Data provided =
*****
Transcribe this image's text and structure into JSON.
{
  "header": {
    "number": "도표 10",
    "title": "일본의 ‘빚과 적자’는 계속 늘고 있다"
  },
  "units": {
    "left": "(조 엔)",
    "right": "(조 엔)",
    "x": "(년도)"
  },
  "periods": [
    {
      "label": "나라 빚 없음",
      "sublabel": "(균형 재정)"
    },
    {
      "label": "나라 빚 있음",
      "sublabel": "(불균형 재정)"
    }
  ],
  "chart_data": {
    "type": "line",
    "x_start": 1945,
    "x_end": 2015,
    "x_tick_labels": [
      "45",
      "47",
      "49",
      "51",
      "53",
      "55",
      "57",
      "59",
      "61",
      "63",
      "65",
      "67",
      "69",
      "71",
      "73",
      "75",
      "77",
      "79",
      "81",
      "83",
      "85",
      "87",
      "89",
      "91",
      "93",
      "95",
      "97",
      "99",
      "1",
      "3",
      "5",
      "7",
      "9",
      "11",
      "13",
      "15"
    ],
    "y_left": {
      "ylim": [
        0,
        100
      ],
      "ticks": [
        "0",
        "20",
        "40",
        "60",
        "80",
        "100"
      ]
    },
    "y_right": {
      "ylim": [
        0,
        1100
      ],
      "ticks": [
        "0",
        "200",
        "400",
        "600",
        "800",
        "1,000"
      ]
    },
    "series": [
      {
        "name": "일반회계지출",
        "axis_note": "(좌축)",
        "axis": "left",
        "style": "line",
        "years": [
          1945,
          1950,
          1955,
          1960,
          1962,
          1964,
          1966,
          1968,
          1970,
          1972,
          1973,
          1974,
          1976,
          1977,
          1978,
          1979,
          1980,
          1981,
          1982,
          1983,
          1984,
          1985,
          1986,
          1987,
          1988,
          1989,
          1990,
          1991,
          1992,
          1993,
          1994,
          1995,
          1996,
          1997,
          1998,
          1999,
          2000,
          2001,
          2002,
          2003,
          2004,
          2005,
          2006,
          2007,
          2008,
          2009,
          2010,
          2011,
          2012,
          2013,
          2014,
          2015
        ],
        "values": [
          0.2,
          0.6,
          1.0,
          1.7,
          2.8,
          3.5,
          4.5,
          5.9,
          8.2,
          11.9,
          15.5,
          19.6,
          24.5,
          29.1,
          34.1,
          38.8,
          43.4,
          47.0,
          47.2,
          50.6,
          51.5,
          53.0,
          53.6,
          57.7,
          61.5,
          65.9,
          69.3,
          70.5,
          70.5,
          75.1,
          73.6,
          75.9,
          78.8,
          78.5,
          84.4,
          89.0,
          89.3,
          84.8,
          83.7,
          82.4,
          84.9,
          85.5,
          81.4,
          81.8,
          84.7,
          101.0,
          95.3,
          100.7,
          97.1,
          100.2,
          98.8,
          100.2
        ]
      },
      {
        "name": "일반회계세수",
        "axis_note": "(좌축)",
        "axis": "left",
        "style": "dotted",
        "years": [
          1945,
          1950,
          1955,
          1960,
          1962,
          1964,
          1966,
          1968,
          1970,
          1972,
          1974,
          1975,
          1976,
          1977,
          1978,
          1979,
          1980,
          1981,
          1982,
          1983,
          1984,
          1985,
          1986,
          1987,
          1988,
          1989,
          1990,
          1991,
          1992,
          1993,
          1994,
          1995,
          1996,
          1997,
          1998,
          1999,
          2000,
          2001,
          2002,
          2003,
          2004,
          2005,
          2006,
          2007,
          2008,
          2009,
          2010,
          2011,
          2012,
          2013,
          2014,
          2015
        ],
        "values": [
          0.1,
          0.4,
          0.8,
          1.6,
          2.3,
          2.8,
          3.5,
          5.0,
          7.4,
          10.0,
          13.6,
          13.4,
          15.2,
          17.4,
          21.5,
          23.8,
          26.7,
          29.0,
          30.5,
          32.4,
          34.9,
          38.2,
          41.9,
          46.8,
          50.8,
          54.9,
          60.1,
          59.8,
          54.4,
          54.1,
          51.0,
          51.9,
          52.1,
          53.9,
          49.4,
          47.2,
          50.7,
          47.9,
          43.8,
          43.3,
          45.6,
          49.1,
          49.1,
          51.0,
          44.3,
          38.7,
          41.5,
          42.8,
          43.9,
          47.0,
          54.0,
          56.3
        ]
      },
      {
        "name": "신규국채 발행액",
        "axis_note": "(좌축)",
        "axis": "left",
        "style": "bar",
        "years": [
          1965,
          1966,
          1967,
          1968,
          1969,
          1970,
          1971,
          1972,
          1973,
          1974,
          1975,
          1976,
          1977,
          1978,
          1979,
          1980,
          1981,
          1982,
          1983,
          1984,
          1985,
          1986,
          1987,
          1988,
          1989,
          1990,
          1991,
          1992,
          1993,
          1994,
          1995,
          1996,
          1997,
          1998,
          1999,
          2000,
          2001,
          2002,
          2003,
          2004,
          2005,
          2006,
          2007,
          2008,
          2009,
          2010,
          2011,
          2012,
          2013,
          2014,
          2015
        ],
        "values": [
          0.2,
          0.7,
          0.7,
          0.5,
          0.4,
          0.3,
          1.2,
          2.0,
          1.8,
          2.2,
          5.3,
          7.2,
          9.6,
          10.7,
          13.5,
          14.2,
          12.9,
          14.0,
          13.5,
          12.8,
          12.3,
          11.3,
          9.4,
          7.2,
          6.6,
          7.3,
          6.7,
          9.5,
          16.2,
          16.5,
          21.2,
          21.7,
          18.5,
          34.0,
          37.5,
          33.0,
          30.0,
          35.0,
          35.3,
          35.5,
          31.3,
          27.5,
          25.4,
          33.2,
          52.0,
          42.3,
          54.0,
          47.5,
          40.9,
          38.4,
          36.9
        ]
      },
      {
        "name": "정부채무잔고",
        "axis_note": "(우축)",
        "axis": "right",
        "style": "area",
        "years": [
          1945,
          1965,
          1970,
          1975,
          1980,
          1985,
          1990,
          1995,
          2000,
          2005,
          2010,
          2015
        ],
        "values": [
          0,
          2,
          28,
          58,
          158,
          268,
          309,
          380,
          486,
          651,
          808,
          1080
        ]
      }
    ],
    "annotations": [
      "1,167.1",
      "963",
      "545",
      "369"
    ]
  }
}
*****
Problem requirements = Copy the records above exactly.

Solution =
Transcribe this image's text and structure into JSON.
{
  "header": {
    "number": "도표 10",
    "title": "일본의 ‘빚과 적자’는 계속 늘고 있다"
  },
  "units": {
    "left": "(조 엔)",
    "right": "(조 엔)",
    "x": "(년도)"
  },
  "periods": [
    {
      "label": "나라 빚 없음",
      "sublabel": "(균형 재정)"
    },
    {
      "label": "나라 빚 있음",
      "sublabel": "(불균형 재정)"
    }
  ],
  "chart_data": {
    "type": "line",
    "x_start": 1945,
    "x_end": 2015,
    "x_tick_labels": [
      "45",
      "47",
      "49",
      "51",
      "53",
      "55",
      "57",
      "59",
      "61",
      "63",
      "65",
      "67",
      "69",
      "71",
      "73",
      "75",
      "77",
      "79",
      "81",
      "83",
      "85",
      "87",
      "89",
      "91",
      "93",
      "95",
      "97",
      "99",
      "1",
      "3",
      "5",
      "7",
      "9",
      "11",
      "13",
      "15"
    ],
    "y_left": {
      "ylim": [
        0,
        100
      ],
      "ticks": [
        "0",
        "20",
        "40",
        "60",
        "80",
        "100"
      ]
    },
    "y_right": {
      "ylim": [
        0,
        1100
      ],
      "ticks": [
        "0",
        "200",
        "400",
        "600",
        "800",
        "1,000"
      ]
    },
    "series": [
      {
        "name": "일반회계지출",
        "axis_note": "(좌축)",
        "axis": "left",
        "style": "line",
        "years": [
          1945,
          1950,
          1955,
          1960,
          1962,
          1964,
          1966,
          1968,
          1970,
          1972,
          1973,
          1974,
          1976,
          1977,
          1978,
          1979,
          1980,
          1981,
          1982,
          1983,
          1984,
          1985,
          1986,
          1987,
          1988,
          1989,
          1990,
          1991,
          1992,
          1993,
          1994,
          1995,
          1996,
          1997,
          1998,
          1999,
          2000,
          2001,
          2002,
          2003,
          2004,
          2005,
          2006,
          2007,
          2008,
          2009,
          2010,
          2011,
          2012,
          2013,
          2014,
          2015
        ],
        "values": [
          0.2,
          0.6,
          1.0,
          1.7,
          2.8,
          3.5,
          4.5,
          5.9,
          8.2,
          11.9,
          15.5,
          19.6,
          24.5,
          29.1,
          34.1,
          38.8,
          43.4,
          47.0,
          47.2,
          50.6,
          51.5,
          53.0,
          53.6,
          57.7,
          61.5,
          65.9,
          69.3,
          70.5,
          70.5,
          75.1,
          73.6,
          75.9,
          78.8,
          78.5,
          84.4,
          89.0,
          89.3,
          84.8,
          83.7,
          82.4,
          84.9,
          85.5,
          81.4,
          81.8,
          84.7,
          101.0,
          95.3,
          100.7,
          97.1,
          100.2,
          98.8,
          100.2
        ]
      },
      {
        "name": "일반회계세수",
        "axis_note": "(좌축)",
        "axis": "left",
        "style": "dotted",
        "years": [
          1945,
          1950,
          1955,
          1960,
          1962,
          1964,
          1966,
          1968,
          1970,
          1972,
          1974,
          1975,
          1976,
          1977,
          1978,
          1979,
          1980,
          1981,
          1982,
          1983,
          1984,
          1985,
          1986,
          1987,
          1988,
          1989,
          1990,
          1991,
          1992,
          1993,
          1994,
          1995,
          1996,
          1997,
          1998,
          1999,
          2000,
          2001,
          2002,
          2003,
          2004,
          2005,
          2006,
          2007,
          2008,
          2009,
          2010,
          2011,
          2012,
          2013,
          2014,
          2015
        ],
        "values": [
          0.1,
          0.4,
          0.8,
          1.6,
          2.3,
          2.8,
          3.5,
          5.0,
          7.4,
          10.0,
          13.6,
          13.4,
          15.2,
          17.4,
          21.5,
          23.8,
          26.7,
          29.0,
          30.5,
          32.4,
          34.9,
          38.2,
          41.9,
          46.8,
          50.8,
          54.9,
          60.1,
          59.8,
          54.4,
          54.1,
          51.0,
          51.9,
          52.1,
          53.9,
          49.4,
          47.2,
          50.7,
          47.9,
          43.8,
          43.3,
          45.6,
          49.1,
          49.1,
          51.0,
          44.3,
          38.7,
          41.5,
          42.8,
          43.9,
          47.0,
          54.0,
          56.3
        ]
      },
      {
        "name": "신규국채 발행액",
        "axis_note": "(좌축)",
        "axis": "left",
        "style": "bar",
        "years": [
          1965,
          1966,
          1967,
          1968,
          1969,
          1970,
          1971,
          1972,
          1973,
          1974,
          1975,
          1976,
          1977,
          1978,
          1979,
          1980,
          1981,
          1982,
          1983,
          1984,
          1985,
          1986,
          1987,
          1988,
          1989,
          1990,
          1991,
          1992,
          1993,
          1994,
          1995,
          1996,
          1997,
          1998,
          1999,
          2000,
          2001,
          2002,
          2003,
          2004,
          2005,
          2006,
          2007,
          2008,
          2009,
          2010,
          2011,
          2012,
          2013,
          2014,
          2015
        ],
        "values": [
          0.2,
          0.7,
          0.7,
          0.5,
          0.4,
          0.3,
          1.2,
          2.0,
          1.8,
          2.2,
          5.3,
          7.2,
          9.6,
          10.7,
          13.5,
          14.2,
          12.9,
          14.0,
          13.5,
          12.8,
          12.3,
          11.3,
          9.4,
          7.2,
          6.6,
          7.3,
          6.7,
          9.5,
          16.2,
          16.5,
          21.2,
          21.7,
          18.5,
          34.0,
          37.5,
          33.0,
          30.0,
          35.0,
          35.3,
          35.5,
          31.3,
          27.5,
          25.4,
          33.2,
          52.0,
          42.3,
          54.0,
          47.5,
          40.9,
          38.4,
          36.9
        ]
      },
      {
        "name": "정부채무잔고",
        "axis_note": "(우축)",
        "axis": "right",
        "style": "area",
        "years": [
          1945,
          1965,
          1970,
          1975,
          1980,
          1985,
          1990,
          1995,
          2000,
          2005,
          2010,
          2015
        ],
        "values": [
          0,
          2,
          28,
          58,
          158,
          268,
          309,
          380,
          486,
          651,
          808,
          1080
        ]
      }
    ],
    "annotations": [
      "1,167.1",
      "963",
      "545",
      "369"
    ]
  }
}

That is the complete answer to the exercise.